>> Begin Provided records
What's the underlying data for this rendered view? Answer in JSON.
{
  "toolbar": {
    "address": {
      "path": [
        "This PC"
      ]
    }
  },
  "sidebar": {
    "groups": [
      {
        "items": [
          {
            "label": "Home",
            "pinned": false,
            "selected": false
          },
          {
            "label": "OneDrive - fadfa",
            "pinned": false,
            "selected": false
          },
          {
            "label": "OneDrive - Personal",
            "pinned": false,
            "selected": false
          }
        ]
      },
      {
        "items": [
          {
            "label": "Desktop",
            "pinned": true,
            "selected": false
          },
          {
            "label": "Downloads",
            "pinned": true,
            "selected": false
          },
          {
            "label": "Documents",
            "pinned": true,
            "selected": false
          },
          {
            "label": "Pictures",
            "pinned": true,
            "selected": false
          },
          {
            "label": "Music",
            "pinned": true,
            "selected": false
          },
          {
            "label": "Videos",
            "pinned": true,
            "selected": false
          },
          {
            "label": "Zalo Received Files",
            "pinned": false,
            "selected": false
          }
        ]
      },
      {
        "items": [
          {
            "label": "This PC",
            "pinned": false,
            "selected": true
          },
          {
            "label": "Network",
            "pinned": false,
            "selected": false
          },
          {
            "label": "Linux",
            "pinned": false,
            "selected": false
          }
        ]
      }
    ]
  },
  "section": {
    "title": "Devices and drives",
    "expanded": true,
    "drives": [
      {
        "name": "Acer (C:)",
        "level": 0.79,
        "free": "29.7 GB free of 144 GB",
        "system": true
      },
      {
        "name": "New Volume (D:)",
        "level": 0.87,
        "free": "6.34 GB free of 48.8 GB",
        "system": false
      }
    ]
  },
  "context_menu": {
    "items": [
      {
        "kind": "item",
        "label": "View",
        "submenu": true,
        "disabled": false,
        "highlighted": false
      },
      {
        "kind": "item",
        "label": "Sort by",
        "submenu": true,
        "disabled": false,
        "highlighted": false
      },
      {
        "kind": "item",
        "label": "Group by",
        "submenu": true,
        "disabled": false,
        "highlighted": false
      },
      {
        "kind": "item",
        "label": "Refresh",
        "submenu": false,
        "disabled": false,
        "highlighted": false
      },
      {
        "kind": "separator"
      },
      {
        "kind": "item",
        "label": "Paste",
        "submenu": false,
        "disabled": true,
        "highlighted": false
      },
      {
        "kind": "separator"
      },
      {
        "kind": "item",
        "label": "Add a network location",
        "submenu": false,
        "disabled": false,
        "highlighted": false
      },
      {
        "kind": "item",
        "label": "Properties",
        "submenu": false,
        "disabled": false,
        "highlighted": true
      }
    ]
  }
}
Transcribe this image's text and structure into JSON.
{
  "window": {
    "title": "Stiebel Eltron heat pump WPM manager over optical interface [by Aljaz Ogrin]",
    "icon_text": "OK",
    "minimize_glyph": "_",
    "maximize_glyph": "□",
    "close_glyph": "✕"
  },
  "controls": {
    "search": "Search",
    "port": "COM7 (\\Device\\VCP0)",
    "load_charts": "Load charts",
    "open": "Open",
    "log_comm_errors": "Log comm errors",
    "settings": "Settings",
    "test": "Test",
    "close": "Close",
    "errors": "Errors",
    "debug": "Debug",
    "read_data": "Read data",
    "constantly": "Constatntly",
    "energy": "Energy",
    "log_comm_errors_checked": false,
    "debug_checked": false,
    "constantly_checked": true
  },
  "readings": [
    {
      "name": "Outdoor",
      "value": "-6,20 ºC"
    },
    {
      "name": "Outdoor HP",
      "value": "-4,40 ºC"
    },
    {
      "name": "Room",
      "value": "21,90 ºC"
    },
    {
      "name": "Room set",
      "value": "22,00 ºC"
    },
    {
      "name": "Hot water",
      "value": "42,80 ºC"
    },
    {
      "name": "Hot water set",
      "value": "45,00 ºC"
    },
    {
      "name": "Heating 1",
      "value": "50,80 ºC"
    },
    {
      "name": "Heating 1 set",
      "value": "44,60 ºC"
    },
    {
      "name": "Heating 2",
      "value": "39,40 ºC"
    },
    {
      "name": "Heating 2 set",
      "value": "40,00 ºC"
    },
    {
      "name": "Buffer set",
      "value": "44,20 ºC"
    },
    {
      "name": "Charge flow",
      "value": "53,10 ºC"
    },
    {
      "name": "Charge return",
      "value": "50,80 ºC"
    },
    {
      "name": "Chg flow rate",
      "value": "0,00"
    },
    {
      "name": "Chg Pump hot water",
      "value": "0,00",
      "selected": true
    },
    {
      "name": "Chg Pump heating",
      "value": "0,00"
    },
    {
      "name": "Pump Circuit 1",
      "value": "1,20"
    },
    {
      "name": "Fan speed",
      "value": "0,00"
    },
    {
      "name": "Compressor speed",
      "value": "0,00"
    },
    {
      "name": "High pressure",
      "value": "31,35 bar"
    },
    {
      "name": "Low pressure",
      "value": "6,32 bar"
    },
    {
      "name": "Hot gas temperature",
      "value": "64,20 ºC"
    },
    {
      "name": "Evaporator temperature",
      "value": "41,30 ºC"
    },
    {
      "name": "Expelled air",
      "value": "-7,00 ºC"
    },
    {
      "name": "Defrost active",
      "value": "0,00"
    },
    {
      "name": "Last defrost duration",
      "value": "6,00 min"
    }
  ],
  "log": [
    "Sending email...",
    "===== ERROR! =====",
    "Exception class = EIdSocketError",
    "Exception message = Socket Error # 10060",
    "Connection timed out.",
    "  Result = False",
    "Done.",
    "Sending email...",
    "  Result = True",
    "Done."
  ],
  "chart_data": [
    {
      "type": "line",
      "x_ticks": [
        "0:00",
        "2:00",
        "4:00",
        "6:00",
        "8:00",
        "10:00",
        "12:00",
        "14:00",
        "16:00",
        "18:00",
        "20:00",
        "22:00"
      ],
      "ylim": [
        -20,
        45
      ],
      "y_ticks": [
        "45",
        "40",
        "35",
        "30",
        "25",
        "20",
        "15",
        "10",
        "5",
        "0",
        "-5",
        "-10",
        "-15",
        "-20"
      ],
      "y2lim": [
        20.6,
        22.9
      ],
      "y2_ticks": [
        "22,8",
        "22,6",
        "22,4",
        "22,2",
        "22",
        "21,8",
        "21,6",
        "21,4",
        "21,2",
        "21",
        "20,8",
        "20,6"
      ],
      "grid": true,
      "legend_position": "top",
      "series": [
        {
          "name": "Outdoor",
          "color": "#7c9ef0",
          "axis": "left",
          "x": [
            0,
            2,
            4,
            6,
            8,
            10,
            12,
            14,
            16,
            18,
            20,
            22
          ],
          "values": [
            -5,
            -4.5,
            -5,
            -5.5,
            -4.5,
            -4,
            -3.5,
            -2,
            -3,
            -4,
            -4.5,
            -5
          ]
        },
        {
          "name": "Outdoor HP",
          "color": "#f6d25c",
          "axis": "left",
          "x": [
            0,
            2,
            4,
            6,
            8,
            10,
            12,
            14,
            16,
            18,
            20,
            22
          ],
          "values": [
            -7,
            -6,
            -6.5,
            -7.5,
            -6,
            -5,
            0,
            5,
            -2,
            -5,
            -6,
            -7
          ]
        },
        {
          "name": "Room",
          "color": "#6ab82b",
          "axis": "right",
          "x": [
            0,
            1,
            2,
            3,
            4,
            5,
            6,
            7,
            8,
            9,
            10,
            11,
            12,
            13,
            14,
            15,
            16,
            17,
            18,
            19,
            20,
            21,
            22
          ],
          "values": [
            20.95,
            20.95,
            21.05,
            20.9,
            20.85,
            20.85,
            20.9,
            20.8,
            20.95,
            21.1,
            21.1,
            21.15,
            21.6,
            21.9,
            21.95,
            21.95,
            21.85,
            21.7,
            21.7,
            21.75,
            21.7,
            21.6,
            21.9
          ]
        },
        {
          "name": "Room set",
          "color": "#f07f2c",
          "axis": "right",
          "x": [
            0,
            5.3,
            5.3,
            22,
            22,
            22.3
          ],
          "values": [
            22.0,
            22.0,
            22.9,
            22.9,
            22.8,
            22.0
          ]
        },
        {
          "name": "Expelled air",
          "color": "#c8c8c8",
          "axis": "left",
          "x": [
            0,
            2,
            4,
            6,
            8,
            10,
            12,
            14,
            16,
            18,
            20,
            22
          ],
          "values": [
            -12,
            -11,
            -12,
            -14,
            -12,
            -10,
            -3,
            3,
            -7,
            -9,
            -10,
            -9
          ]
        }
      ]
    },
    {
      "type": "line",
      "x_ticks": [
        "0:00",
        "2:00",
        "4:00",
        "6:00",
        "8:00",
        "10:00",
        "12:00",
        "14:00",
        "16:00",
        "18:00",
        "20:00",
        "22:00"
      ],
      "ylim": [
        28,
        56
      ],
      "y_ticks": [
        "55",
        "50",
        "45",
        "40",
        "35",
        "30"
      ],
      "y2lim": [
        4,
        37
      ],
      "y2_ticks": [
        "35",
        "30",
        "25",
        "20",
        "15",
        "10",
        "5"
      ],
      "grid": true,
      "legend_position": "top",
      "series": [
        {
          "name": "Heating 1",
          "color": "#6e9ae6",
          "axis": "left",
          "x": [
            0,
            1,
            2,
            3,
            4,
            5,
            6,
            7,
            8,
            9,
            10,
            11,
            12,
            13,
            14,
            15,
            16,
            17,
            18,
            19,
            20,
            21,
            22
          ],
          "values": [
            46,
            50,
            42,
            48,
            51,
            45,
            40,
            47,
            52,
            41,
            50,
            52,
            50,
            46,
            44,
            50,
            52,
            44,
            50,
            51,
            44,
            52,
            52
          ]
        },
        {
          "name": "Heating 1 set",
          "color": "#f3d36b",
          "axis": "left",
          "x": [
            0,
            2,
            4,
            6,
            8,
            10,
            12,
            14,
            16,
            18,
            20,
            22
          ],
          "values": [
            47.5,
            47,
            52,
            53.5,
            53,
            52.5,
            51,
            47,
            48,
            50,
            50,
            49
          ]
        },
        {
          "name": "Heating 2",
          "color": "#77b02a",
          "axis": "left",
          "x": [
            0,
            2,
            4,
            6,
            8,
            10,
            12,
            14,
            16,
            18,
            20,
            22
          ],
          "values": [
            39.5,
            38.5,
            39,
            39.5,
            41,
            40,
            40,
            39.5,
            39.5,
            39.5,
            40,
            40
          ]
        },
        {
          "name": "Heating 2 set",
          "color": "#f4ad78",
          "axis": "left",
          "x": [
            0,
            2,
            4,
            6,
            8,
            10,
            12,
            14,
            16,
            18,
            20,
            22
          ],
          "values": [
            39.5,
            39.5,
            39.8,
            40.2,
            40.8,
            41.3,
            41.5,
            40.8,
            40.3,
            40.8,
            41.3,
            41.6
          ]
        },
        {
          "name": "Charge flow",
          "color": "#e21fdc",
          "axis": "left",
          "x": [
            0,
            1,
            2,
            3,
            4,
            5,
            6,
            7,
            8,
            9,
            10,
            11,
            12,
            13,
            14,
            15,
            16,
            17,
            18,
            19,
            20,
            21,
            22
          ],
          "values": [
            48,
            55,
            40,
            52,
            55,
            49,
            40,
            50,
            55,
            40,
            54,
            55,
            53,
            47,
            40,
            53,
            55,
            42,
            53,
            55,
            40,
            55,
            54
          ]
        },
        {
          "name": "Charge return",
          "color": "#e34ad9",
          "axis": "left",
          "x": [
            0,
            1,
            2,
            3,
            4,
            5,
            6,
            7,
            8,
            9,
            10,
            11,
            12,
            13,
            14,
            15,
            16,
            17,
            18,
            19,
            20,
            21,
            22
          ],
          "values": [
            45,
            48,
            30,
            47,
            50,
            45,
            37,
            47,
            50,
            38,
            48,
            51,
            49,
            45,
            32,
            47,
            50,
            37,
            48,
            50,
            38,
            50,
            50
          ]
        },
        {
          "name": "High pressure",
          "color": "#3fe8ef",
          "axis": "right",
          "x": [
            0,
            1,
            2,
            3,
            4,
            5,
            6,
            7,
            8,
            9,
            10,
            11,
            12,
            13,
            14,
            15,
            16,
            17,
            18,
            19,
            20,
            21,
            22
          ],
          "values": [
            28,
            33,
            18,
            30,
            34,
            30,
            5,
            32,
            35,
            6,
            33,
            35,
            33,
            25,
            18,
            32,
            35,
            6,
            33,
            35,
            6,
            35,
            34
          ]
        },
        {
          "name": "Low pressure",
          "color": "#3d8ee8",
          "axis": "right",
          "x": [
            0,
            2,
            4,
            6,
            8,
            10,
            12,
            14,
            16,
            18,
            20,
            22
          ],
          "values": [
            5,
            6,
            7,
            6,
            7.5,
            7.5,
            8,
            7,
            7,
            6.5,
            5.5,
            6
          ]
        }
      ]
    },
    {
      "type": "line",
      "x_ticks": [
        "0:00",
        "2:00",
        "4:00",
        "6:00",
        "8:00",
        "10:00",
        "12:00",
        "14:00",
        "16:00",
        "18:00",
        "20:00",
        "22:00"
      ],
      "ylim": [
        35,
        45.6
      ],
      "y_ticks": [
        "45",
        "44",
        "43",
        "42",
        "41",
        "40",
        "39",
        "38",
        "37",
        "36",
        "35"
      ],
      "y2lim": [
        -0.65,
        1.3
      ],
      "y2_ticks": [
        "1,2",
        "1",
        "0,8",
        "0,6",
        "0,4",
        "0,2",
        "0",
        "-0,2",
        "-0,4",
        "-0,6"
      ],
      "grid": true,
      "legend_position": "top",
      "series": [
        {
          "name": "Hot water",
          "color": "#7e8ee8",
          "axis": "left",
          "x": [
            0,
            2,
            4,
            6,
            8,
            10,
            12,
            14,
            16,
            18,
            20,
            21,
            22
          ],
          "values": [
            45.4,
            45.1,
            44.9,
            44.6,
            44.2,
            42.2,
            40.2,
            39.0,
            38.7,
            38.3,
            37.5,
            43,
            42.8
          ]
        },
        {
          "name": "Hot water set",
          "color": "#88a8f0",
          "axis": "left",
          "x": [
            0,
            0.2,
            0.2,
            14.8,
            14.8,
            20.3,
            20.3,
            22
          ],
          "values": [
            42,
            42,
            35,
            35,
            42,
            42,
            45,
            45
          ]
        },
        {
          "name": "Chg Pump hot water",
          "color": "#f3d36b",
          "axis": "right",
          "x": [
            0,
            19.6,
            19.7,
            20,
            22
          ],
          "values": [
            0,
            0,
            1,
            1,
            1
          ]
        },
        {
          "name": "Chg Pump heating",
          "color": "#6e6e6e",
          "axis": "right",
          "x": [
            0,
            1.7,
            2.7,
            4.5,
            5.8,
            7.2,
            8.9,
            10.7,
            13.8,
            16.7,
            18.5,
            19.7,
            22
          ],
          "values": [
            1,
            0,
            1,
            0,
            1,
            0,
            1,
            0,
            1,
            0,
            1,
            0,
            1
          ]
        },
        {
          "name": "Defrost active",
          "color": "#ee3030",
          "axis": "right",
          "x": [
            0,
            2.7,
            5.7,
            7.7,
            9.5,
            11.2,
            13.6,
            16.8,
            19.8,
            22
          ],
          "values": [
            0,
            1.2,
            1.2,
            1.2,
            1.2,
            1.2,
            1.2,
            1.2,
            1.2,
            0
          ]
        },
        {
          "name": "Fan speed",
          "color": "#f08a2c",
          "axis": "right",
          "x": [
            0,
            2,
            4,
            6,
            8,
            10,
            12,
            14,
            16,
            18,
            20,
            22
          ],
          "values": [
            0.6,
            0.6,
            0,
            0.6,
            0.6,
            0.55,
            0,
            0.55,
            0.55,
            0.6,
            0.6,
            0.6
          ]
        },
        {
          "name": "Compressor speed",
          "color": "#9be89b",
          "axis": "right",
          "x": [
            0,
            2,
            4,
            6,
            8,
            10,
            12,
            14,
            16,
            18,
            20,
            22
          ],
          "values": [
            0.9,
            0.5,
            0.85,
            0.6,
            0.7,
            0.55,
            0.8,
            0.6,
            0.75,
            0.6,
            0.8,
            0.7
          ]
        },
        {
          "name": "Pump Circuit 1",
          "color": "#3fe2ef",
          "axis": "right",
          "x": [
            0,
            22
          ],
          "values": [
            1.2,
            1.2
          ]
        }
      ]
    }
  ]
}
>> End Provided records
** Exercise directions **
Look through the data and show every line containing "title".

** Problem solution **
    "title": "Devices and drives",
    "title": "Stiebel Eltron heat pump WPM manager over optical interface [by Aljaz Ogrin]",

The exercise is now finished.